▸ **The request**
Show every line in the records below that contains the word "xlabel".

━━ Supplied records

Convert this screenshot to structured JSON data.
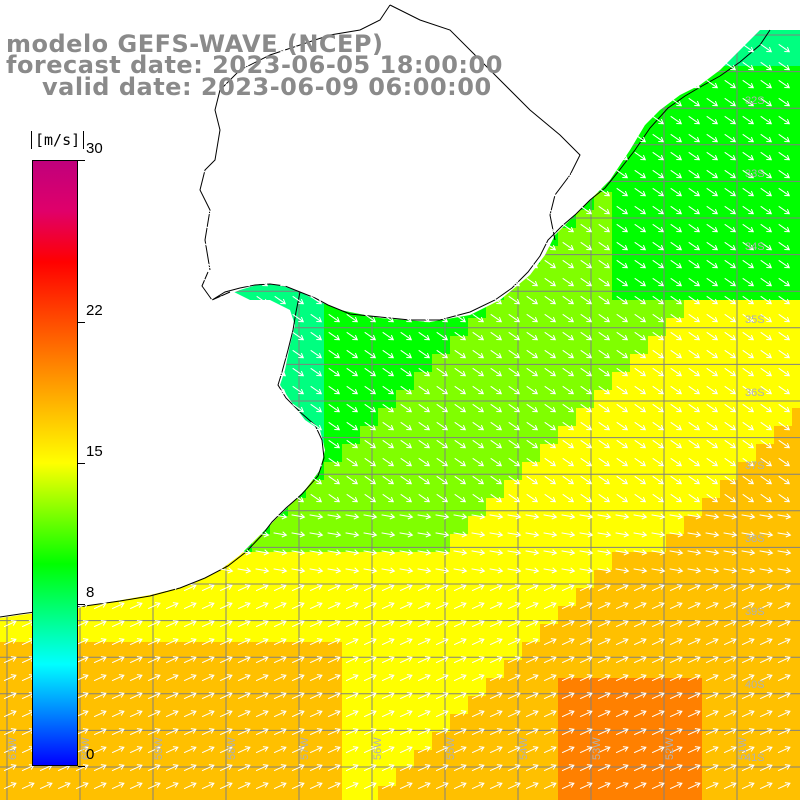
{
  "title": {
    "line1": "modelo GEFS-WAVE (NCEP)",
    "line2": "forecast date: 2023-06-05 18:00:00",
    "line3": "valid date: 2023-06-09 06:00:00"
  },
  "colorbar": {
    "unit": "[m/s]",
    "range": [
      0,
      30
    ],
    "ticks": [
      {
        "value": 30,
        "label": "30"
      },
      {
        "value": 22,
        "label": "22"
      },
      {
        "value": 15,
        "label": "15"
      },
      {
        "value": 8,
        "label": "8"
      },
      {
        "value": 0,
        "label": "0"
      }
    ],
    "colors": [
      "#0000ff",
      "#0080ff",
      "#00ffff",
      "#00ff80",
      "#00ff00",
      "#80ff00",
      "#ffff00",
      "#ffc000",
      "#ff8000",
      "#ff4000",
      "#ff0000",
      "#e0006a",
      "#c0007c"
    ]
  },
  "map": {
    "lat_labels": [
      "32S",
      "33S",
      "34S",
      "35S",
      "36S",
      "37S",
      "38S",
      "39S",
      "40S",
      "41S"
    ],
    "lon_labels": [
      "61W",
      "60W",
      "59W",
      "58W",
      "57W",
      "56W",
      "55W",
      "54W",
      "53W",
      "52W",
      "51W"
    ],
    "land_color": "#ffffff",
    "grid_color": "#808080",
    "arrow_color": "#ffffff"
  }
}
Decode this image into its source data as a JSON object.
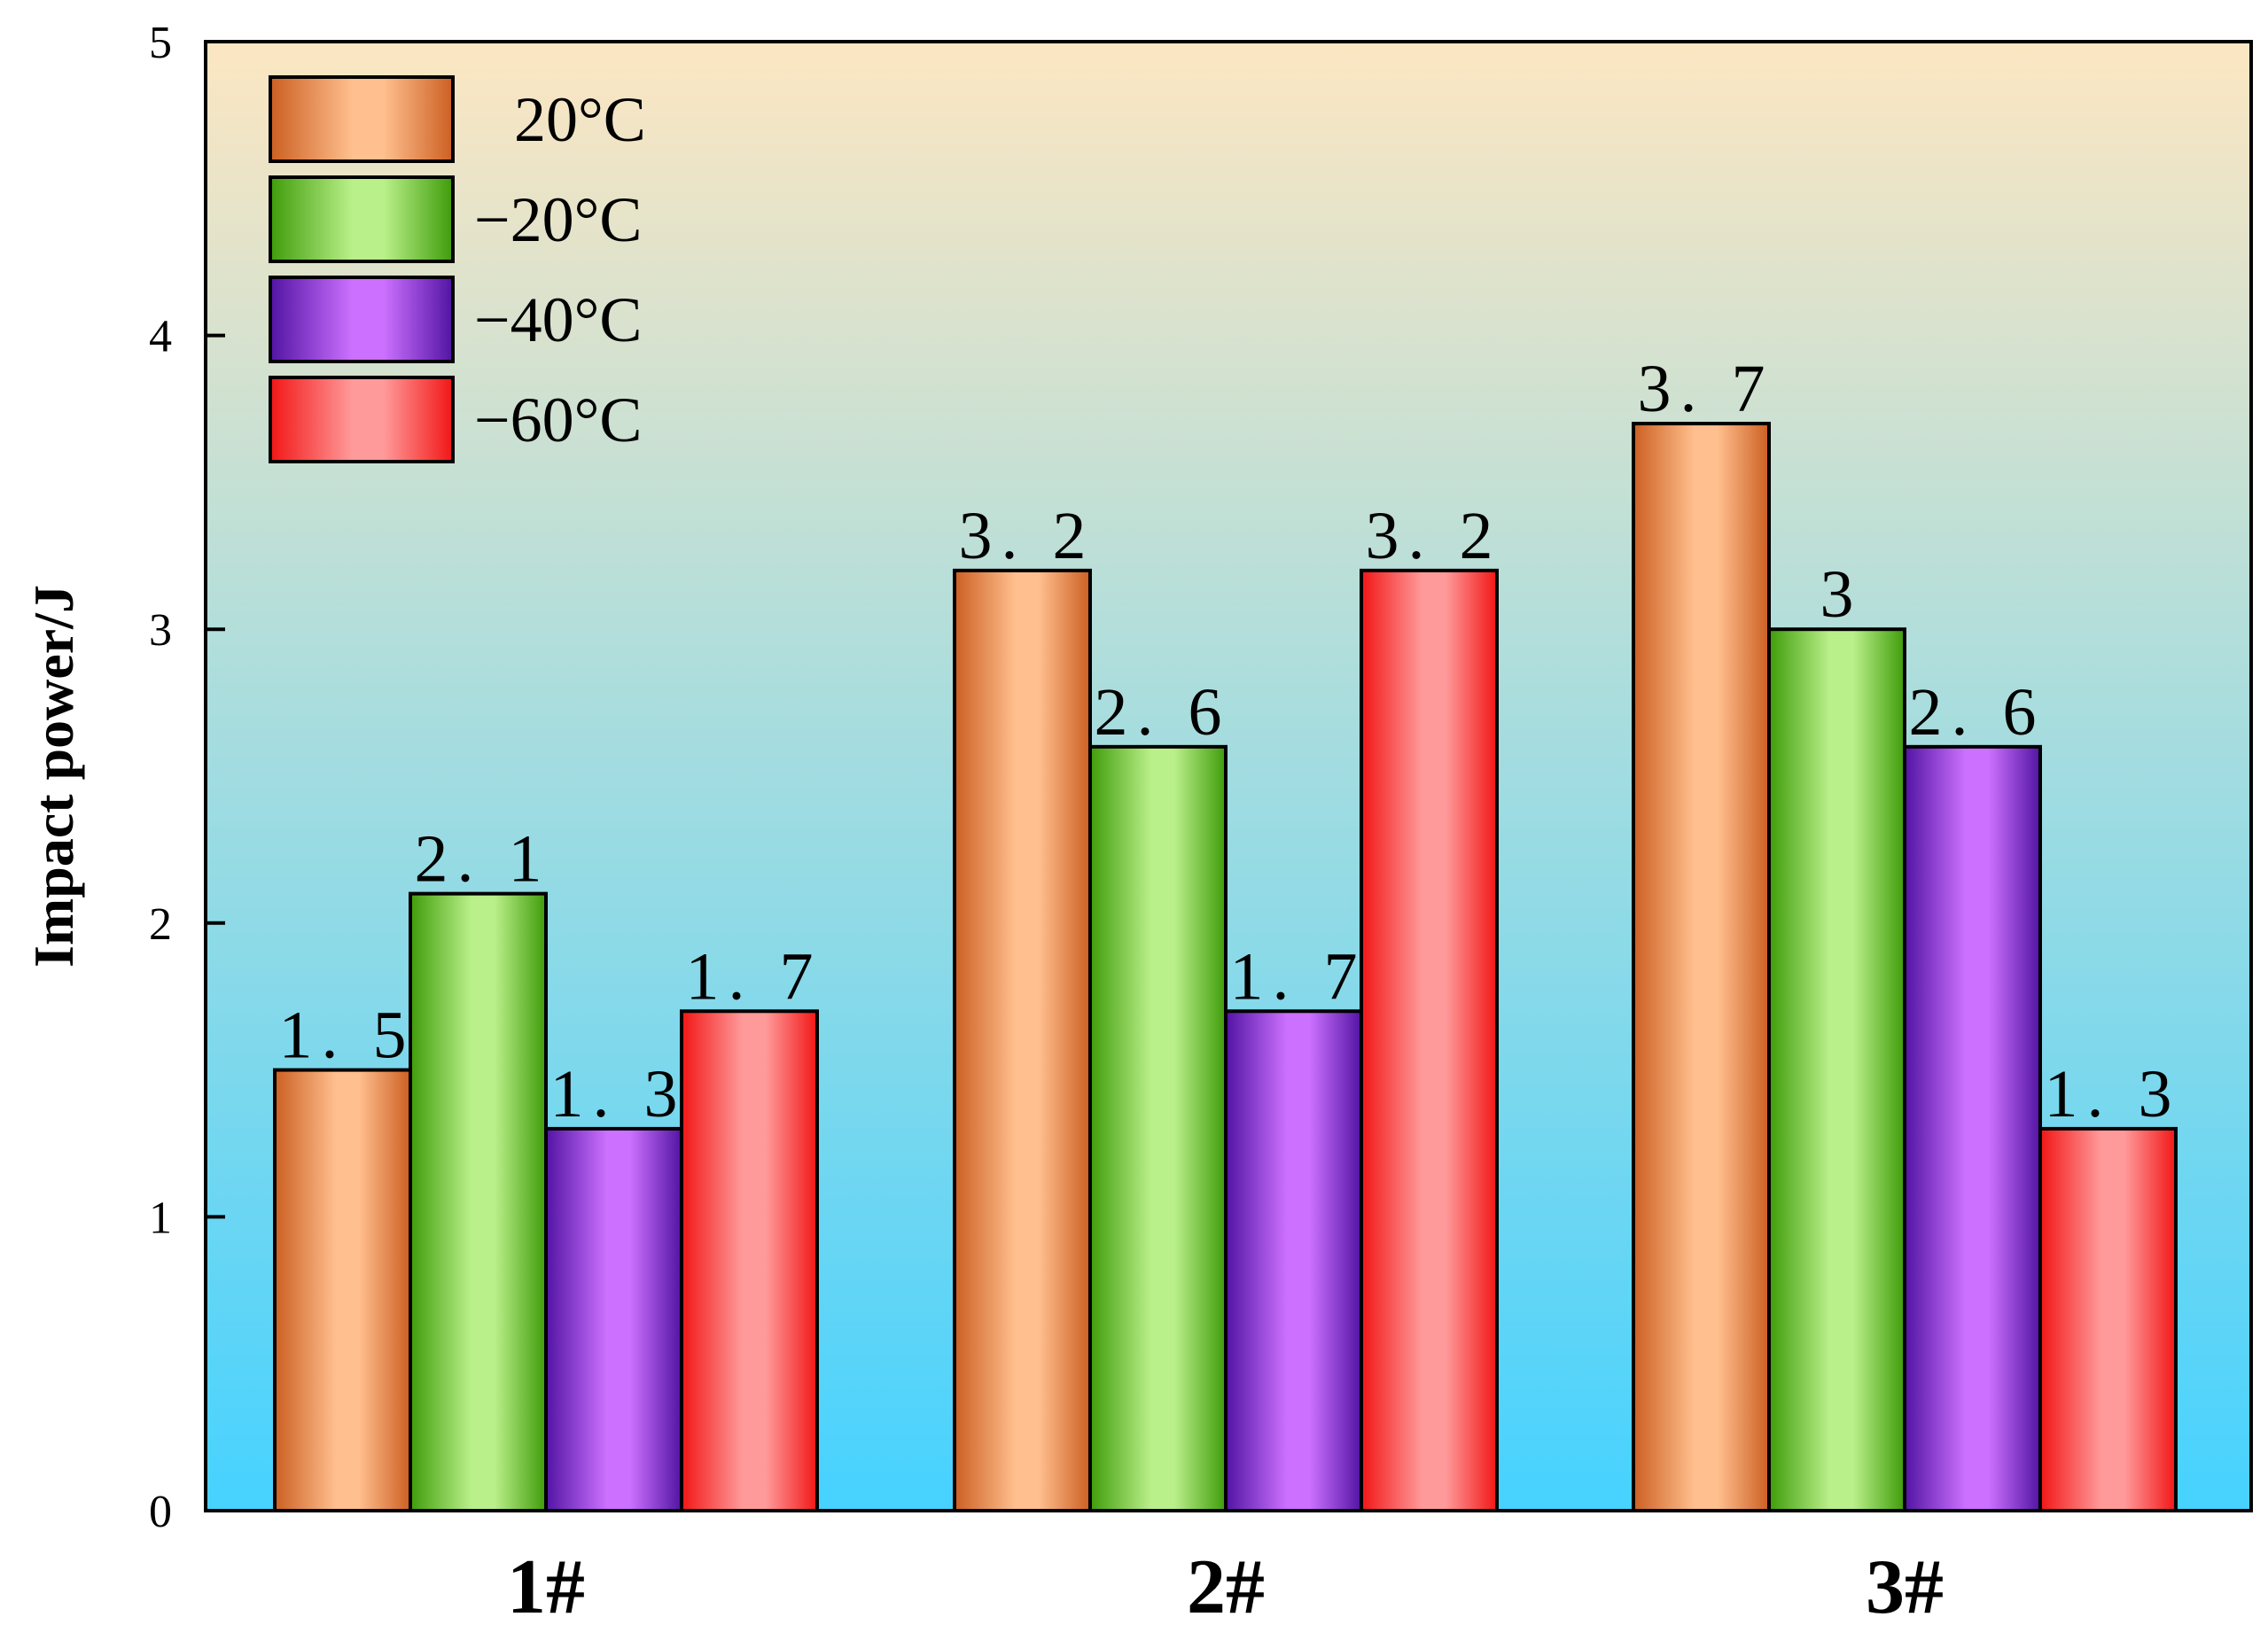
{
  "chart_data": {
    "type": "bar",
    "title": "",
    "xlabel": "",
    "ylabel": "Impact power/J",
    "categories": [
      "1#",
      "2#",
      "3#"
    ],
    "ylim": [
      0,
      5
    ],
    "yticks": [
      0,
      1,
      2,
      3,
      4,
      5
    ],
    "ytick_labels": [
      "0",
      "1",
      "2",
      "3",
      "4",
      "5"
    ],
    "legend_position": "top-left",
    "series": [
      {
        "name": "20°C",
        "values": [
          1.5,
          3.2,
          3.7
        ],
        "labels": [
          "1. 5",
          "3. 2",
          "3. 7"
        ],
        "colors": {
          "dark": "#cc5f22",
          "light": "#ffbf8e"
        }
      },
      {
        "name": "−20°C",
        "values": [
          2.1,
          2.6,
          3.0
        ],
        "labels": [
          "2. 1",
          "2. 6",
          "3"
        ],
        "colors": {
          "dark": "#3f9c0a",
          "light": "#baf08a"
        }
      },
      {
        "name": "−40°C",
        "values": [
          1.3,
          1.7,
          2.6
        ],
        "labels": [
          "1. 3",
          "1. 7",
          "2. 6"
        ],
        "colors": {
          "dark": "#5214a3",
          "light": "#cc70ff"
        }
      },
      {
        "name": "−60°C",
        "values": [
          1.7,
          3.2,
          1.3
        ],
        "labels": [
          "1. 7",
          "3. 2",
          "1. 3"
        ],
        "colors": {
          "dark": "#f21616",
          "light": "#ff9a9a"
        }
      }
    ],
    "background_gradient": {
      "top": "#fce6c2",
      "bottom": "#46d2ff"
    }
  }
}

━━━━
━━ Supplied records

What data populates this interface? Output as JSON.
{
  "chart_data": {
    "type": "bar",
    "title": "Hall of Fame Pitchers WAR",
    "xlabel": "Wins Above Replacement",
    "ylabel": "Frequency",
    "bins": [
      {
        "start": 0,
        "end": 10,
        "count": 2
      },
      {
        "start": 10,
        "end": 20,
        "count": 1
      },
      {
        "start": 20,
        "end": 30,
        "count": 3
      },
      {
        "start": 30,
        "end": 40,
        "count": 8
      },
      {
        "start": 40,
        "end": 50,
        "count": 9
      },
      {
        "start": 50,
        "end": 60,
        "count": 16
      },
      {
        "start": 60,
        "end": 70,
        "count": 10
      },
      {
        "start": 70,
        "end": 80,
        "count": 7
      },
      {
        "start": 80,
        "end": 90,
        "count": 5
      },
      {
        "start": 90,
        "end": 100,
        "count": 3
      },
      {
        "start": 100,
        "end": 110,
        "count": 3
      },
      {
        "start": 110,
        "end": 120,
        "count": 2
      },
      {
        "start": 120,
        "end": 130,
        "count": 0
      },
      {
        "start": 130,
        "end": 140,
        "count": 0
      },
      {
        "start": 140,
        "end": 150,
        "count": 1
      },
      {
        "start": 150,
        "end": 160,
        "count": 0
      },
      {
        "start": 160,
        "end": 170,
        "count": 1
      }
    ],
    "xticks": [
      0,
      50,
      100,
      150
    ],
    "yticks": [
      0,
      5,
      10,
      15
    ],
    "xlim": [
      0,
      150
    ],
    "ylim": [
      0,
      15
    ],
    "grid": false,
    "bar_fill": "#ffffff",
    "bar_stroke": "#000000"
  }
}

━━━━
━━ Supplied records

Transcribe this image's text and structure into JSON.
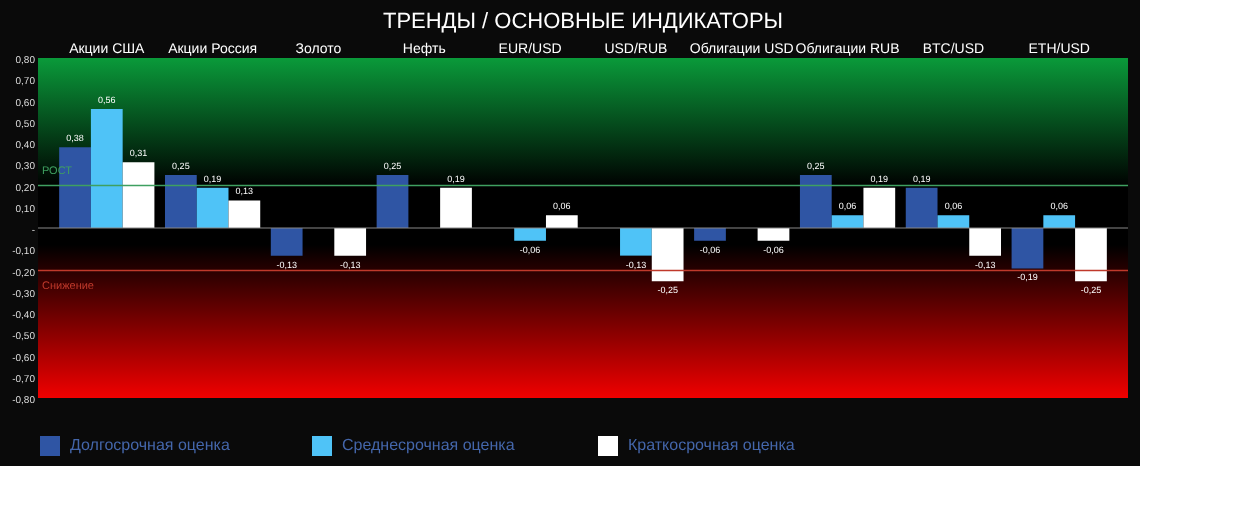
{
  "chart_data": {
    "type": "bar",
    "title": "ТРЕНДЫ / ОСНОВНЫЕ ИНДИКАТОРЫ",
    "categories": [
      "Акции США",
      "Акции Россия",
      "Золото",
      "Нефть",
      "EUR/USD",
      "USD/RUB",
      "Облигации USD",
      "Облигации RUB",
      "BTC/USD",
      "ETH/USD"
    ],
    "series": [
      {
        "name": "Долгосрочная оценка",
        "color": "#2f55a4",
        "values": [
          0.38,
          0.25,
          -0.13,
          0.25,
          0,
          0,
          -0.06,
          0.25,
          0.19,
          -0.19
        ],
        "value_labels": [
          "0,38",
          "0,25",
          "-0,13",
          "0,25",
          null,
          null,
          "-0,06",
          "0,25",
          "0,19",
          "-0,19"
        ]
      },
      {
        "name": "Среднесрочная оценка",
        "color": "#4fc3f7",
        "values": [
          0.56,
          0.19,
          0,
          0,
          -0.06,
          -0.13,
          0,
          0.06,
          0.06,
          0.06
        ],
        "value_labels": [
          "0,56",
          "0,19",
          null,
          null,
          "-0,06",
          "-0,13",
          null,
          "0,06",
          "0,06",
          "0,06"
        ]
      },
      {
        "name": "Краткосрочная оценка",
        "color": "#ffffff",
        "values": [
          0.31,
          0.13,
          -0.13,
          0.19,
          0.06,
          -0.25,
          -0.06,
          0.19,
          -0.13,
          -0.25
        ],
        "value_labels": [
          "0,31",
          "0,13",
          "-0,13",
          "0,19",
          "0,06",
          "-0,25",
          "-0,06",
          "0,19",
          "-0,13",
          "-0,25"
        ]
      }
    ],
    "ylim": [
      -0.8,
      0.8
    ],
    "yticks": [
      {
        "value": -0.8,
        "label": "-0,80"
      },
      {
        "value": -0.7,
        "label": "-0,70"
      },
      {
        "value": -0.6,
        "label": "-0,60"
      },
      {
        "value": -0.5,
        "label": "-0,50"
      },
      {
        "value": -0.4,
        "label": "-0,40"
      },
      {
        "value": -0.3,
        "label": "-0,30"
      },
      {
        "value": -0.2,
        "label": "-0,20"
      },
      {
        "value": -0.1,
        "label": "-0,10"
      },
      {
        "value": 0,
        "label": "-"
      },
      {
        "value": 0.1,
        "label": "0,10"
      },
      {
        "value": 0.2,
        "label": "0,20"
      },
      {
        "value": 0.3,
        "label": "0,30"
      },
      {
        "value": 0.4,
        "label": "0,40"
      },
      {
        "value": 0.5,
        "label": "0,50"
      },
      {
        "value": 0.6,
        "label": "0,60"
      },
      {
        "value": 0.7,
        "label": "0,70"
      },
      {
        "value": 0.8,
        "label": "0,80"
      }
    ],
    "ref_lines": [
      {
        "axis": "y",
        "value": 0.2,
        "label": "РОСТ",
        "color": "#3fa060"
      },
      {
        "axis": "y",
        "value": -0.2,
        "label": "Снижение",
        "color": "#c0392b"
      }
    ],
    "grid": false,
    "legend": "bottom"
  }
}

━━━━

▸ **Answer to the exercise**
    "xlabel": "",
    "xlabel": "Wins Above Replacement",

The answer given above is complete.